- Edgar Wright, already an accomplished visual storyteller, steps it up several notches for Scott Pilgrim vs. the Word. From the 8-bit Universal logo, it is clear that Wright is aiming for the moon here. While most of the attention should rightfully go to the video game and comics infused visuals, Wright also does plenty of interesting things with sound and especially editing. Transitions are abrupt and jarring, often happening in the middle of sentences and moving several days ahead. It creates a kind of feverish, frenzied speed to the film that, if nothing else, makes Scott Pilgrim frame-for-frame one of the most entertaining movies of the year.
- But it is disappointing that Wright’s visual ambition doesn’t extend to his storytelling. For all of the interesting stuff going on here, the movie is ultimately a frustratingly staid coming-of-age tale, Knocked Up with fighting.
- There’s something to be said for how much fun this movie is (indeed, it is not unlike playing a video game). The fight scenes are intricately realized and detailed, the video game references never stop being hilarious, and the film is packed wall-to-wall with far too many jokes to catch on a first viewing. Shrugged off with deadpan disaffection, the fights in “Scott Pilgrim” represent just one way that the film reflects its characters’ pop culture fixation. In the world of “Scott Pilgrim” people regularly fight and explode in a shower of coins, 1-ups are distributed, and people level up. Not that there’s much competition, but “Scott Pilgrim” is decidedly the best video game movie ever, a movie that engages gamers instead of condescending to them (although it would be fair to say that it panders to them). That kind of respect for that audience and that (dare I say it) art form is pretty rare in Hollywood.
- That said, while it feels slightly disingenuous to complain about there being too much fighting in a film about fighting, the fight scenes got pretty tedious after a while. The middle section felt a little sluggish as the film slogged from fight-to-fight-to-fight without taking a breath. It takes so long to get through everything that by the time Scott is fighting ex number four it feels like two or so hours have already passed. Dorks like me might have complained if Ramona had only had 5 evil exes, but for a movie this tight to feel so flabby is inexcusable and I can’t help but think that it might have been a little better if one or two exes got the Indiana Jones treatment.
- As with most adaptations, a lot of stuff that worked like gangbusters in the comics falls flat here and vice versa. One of my favorite lines in the book (YOU HAD A SEXY PHASE???) dropped like an anvil in the movie. Alternately, while I enjoyed the way the book handled Scott’s 1-up, I thought the way the film did it was even better (with him replaying level 7). Wright, much more than directors who recently tackled beloved comic books, understands that the two are separate media and that attempting a one-to-one translation does both a disservice.

## SOURCE EXCERPT:
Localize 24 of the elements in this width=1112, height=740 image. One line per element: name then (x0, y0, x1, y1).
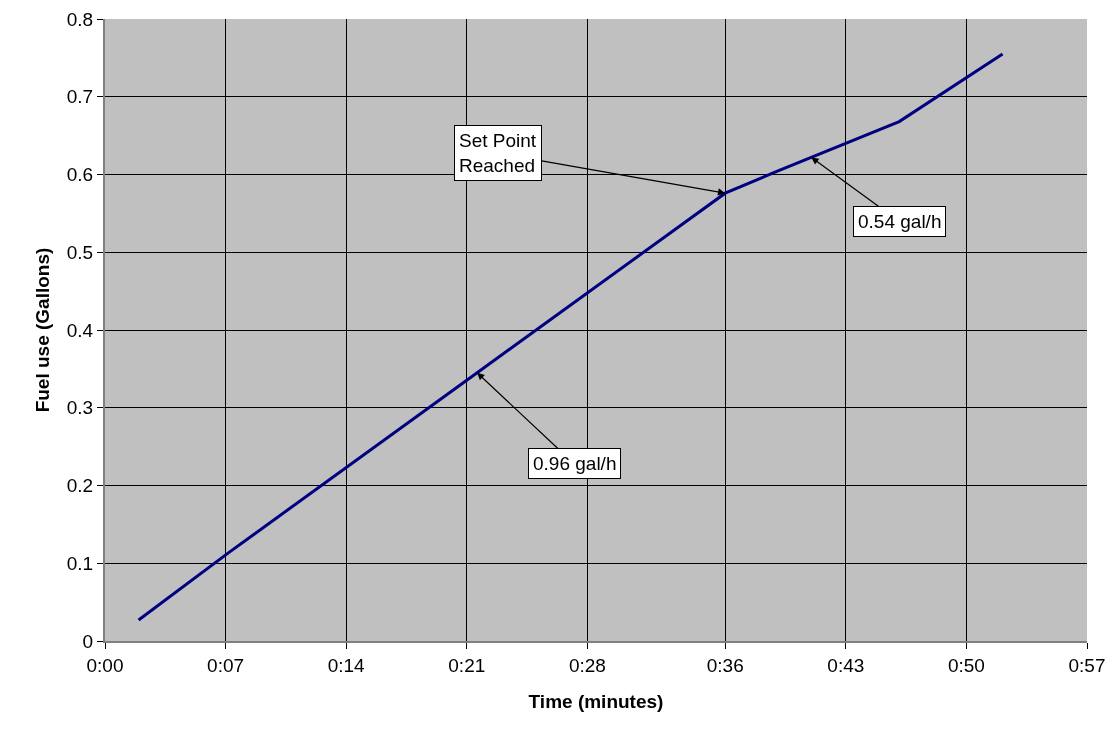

## REQUIREMENT A:
From the Scott Pilgrim review, copy the passage between "- Edgar Wright, already" and "Up with fighting.", inclusive.
## REQUIREMENT B:
Resume the Scott Pilgrim review from where it stops.

## RIGHT ANSWER A:
- Edgar Wright, already an accomplished visual storyteller, steps it up several notches for Scott Pilgrim vs. the Word. From the 8-bit Universal logo, it is clear that Wright is aiming for the moon here. While most of the attention should rightfully go to the video game and comics infused visuals, Wright also does plenty of interesting things with sound and especially editing. Transitions are abrupt and jarring, often happening in the middle of sentences and moving several days ahead. It creates a kind of feverish, frenzied speed to the film that, if nothing else, makes Scott Pilgrim frame-for-frame one of the most entertaining movies of the year.
- But it is disappointing that Wright’s visual ambition doesn’t extend to his storytelling. For all of the interesting stuff going on here, the movie is ultimately a frustratingly staid coming-of-age tale, Knocked Up with fighting.

## RIGHT ANSWER B:
- Unfortunately, in making the transition, Wright pushes all the female characters to the margins. Characters who, in print, were far richer get reduced to simply one-stop advice chutes for Scott Pilgrim. Anna Kendrick’s Stacy, Aubrey Plaza’s Julie, and Alison Pill’s Kim all exist to talk to Scott and tell him about how he needs to grow up and help him through his problems. This article in The Awl makes this point far better than I will, but when the film can’t even pass Bechdel Test we have a problem. I understand this is already a busy movie, but it is problematic that, when things needed to be trimmed, strong female characters were on the top of the list. It is doubly problematic since the source material has some of strongest female characters in comics. Wright and screenwright Michael Bacall hollowed out the core and created a film that, while looking awesome, is somewhat lacking in humanity.
- Nowhere is this clearer than with Ramona and Knives. The former transforms from a fascinating cipher to a bland MPDG whose only character trait is that she changes her hair color. Maybe she isn’t supposed to be as complex; the film does seem to be saying that Scott is too immature to realize that his infatuation with her isn’t exactly based on her as a person. And yet, just because that is true doesn’t make the other point false. Ramona is reduced to less than a person so she can help Scott learn something about himself; just like Natalie Portman in Garden State or Zooey Deschanel in (500) Days of Summer. The result is that the relationship between Ramona and Scott is not wholly convincing (again, I know that’s not the point but then why even bother?) and I have a hard time caring about the movie if it is just about watching another immature 22 year old learn to grow the hell up. Knives gets it even worse; her part is expanded but she only exists so Scott can hurt her and then learn what a bad person he is for doing that. The ending where she encourages him to chase after Ramona felt very false to me; a lazy and immature Hollywood fantasy without much grounding in the real world.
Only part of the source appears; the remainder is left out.